Figure content listings
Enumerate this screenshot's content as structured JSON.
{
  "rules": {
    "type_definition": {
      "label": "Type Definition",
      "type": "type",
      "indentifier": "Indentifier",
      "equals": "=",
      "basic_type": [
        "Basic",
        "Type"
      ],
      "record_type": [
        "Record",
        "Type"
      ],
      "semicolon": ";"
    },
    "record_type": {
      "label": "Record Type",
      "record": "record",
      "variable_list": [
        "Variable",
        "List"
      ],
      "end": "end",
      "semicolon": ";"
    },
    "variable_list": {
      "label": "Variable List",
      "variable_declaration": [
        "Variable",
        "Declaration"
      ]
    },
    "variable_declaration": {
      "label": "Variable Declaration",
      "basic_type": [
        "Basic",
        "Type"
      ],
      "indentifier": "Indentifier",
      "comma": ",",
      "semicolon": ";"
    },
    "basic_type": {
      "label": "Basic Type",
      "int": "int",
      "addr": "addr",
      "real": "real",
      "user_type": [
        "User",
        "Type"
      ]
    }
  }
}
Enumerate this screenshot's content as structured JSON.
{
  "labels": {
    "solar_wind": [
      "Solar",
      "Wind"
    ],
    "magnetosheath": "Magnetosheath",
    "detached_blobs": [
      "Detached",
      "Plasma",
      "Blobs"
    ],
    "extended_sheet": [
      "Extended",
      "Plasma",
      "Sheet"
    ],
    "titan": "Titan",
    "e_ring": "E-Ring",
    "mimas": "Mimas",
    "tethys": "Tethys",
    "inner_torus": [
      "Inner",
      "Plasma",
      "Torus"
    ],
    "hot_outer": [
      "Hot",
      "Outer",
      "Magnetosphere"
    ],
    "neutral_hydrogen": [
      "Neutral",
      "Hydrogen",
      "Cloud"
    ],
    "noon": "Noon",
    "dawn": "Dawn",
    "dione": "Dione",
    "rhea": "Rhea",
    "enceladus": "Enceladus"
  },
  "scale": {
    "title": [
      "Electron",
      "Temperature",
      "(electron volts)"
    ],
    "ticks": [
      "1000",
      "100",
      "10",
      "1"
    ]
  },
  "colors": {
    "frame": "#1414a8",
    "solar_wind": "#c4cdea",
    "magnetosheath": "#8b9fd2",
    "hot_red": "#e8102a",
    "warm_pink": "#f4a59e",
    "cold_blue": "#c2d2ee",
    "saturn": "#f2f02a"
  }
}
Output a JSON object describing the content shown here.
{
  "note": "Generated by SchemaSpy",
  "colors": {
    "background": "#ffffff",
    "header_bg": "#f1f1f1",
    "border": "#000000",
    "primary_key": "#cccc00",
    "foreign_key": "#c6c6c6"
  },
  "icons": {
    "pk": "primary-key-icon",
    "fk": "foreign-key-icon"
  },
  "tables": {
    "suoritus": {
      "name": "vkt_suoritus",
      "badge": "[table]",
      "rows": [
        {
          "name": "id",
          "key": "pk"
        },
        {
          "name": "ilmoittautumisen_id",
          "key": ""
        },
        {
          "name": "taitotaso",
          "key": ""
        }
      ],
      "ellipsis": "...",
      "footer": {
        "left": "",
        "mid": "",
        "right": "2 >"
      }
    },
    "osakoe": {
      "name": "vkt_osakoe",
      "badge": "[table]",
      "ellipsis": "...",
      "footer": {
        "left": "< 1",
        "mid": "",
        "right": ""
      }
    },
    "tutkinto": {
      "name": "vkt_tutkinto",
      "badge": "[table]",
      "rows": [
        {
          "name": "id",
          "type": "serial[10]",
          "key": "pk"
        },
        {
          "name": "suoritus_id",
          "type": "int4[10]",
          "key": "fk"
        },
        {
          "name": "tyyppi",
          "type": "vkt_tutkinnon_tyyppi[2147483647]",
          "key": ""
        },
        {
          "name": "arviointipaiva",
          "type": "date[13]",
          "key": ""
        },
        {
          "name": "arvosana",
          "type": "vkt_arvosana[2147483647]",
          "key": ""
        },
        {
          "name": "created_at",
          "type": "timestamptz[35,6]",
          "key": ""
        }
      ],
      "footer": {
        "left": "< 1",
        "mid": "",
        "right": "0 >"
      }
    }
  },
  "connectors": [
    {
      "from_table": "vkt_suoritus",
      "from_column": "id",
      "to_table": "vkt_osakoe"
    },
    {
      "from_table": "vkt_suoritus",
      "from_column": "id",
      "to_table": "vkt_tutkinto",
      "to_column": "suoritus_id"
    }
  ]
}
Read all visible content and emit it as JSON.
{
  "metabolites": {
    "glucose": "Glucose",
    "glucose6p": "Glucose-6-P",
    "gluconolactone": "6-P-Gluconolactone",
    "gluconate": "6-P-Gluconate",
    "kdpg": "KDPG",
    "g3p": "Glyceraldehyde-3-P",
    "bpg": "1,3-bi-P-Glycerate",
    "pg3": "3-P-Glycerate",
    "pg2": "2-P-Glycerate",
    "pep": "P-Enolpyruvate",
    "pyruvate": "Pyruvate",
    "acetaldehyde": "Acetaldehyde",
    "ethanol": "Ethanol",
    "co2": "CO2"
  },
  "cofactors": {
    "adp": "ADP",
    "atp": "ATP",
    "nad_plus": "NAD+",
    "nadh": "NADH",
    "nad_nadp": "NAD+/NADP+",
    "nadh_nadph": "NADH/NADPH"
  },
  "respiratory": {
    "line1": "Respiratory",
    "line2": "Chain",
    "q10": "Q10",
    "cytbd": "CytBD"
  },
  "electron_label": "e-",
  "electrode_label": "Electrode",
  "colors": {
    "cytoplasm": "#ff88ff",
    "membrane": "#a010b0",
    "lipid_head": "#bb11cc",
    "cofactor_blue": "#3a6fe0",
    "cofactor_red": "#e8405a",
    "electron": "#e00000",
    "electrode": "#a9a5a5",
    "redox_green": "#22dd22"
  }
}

**STATED EXERCISE**
Write out every record shown above, word for word.

**EXERCISE RESPONSE**
Enumerate this screenshot's content as structured JSON.
{
  "rules": {
    "type_definition": {
      "label": "Type Definition",
      "type": "type",
      "indentifier": "Indentifier",
      "equals": "=",
      "basic_type": [
        "Basic",
        "Type"
      ],
      "record_type": [
        "Record",
        "Type"
      ],
      "semicolon": ";"
    },
    "record_type": {
      "label": "Record Type",
      "record": "record",
      "variable_list": [
        "Variable",
        "List"
      ],
      "end": "end",
      "semicolon": ";"
    },
    "variable_list": {
      "label": "Variable List",
      "variable_declaration": [
        "Variable",
        "Declaration"
      ]
    },
    "variable_declaration": {
      "label": "Variable Declaration",
      "basic_type": [
        "Basic",
        "Type"
      ],
      "indentifier": "Indentifier",
      "comma": ",",
      "semicolon": ";"
    },
    "basic_type": {
      "label": "Basic Type",
      "int": "int",
      "addr": "addr",
      "real": "real",
      "user_type": [
        "User",
        "Type"
      ]
    }
  }
}
Enumerate this screenshot's content as structured JSON.
{
  "labels": {
    "solar_wind": [
      "Solar",
      "Wind"
    ],
    "magnetosheath": "Magnetosheath",
    "detached_blobs": [
      "Detached",
      "Plasma",
      "Blobs"
    ],
    "extended_sheet": [
      "Extended",
      "Plasma",
      "Sheet"
    ],
    "titan": "Titan",
    "e_ring": "E-Ring",
    "mimas": "Mimas",
    "tethys": "Tethys",
    "inner_torus": [
      "Inner",
      "Plasma",
      "Torus"
    ],
    "hot_outer": [
      "Hot",
      "Outer",
      "Magnetosphere"
    ],
    "neutral_hydrogen": [
      "Neutral",
      "Hydrogen",
      "Cloud"
    ],
    "noon": "Noon",
    "dawn": "Dawn",
    "dione": "Dione",
    "rhea": "Rhea",
    "enceladus": "Enceladus"
  },
  "scale": {
    "title": [
      "Electron",
      "Temperature",
      "(electron volts)"
    ],
    "ticks": [
      "1000",
      "100",
      "10",
      "1"
    ]
  },
  "colors": {
    "frame": "#1414a8",
    "solar_wind": "#c4cdea",
    "magnetosheath": "#8b9fd2",
    "hot_red": "#e8102a",
    "warm_pink": "#f4a59e",
    "cold_blue": "#c2d2ee",
    "saturn": "#f2f02a"
  }
}
Output a JSON object describing the content shown here.
{
  "note": "Generated by SchemaSpy",
  "colors": {
    "background": "#ffffff",
    "header_bg": "#f1f1f1",
    "border": "#000000",
    "primary_key": "#cccc00",
    "foreign_key": "#c6c6c6"
  },
  "icons": {
    "pk": "primary-key-icon",
    "fk": "foreign-key-icon"
  },
  "tables": {
    "suoritus": {
      "name": "vkt_suoritus",
      "badge": "[table]",
      "rows": [
        {
          "name": "id",
          "key": "pk"
        },
        {
          "name": "ilmoittautumisen_id",
          "key": ""
        },
        {
          "name": "taitotaso",
          "key": ""
        }
      ],
      "ellipsis": "...",
      "footer": {
        "left": "",
        "mid": "",
        "right": "2 >"
      }
    },
    "osakoe": {
      "name": "vkt_osakoe",
      "badge": "[table]",
      "ellipsis": "...",
      "footer": {
        "left": "< 1",
        "mid": "",
        "right": ""
      }
    },
    "tutkinto": {
      "name": "vkt_tutkinto",
      "badge": "[table]",
      "rows": [
        {
          "name": "id",
          "type": "serial[10]",
          "key": "pk"
        },
        {
          "name": "suoritus_id",
          "type": "int4[10]",
          "key": "fk"
        },
        {
          "name": "tyyppi",
          "type": "vkt_tutkinnon_tyyppi[2147483647]",
          "key": ""
        },
        {
          "name": "arviointipaiva",
          "type": "date[13]",
          "key": ""
        },
        {
          "name": "arvosana",
          "type": "vkt_arvosana[2147483647]",
          "key": ""
        },
        {
          "name": "created_at",
          "type": "timestamptz[35,6]",
          "key": ""
        }
      ],
      "footer": {
        "left": "< 1",
        "mid": "",
        "right": "0 >"
      }
    }
  },
  "connectors": [
    {
      "from_table": "vkt_suoritus",
      "from_column": "id",
      "to_table": "vkt_osakoe"
    },
    {
      "from_table": "vkt_suoritus",
      "from_column": "id",
      "to_table": "vkt_tutkinto",
      "to_column": "suoritus_id"
    }
  ]
}
Read all visible content and emit it as JSON.
{
  "metabolites": {
    "glucose": "Glucose",
    "glucose6p": "Glucose-6-P",
    "gluconolactone": "6-P-Gluconolactone",
    "gluconate": "6-P-Gluconate",
    "kdpg": "KDPG",
    "g3p": "Glyceraldehyde-3-P",
    "bpg": "1,3-bi-P-Glycerate",
    "pg3": "3-P-Glycerate",
    "pg2": "2-P-Glycerate",
    "pep": "P-Enolpyruvate",
    "pyruvate": "Pyruvate",
    "acetaldehyde": "Acetaldehyde",
    "ethanol": "Ethanol",
    "co2": "CO2"
  },
  "cofactors": {
    "adp": "ADP",
    "atp": "ATP",
    "nad_plus": "NAD+",
    "nadh": "NADH",
    "nad_nadp": "NAD+/NADP+",
    "nadh_nadph": "NADH/NADPH"
  },
  "respiratory": {
    "line1": "Respiratory",
    "line2": "Chain",
    "q10": "Q10",
    "cytbd": "CytBD"
  },
  "electron_label": "e-",
  "electrode_label": "Electrode",
  "colors": {
    "cytoplasm": "#ff88ff",
    "membrane": "#a010b0",
    "lipid_head": "#bb11cc",
    "cofactor_blue": "#3a6fe0",
    "cofactor_red": "#e8405a",
    "electron": "#e00000",
    "electrode": "#a9a5a5",
    "redox_green": "#22dd22"
  }
}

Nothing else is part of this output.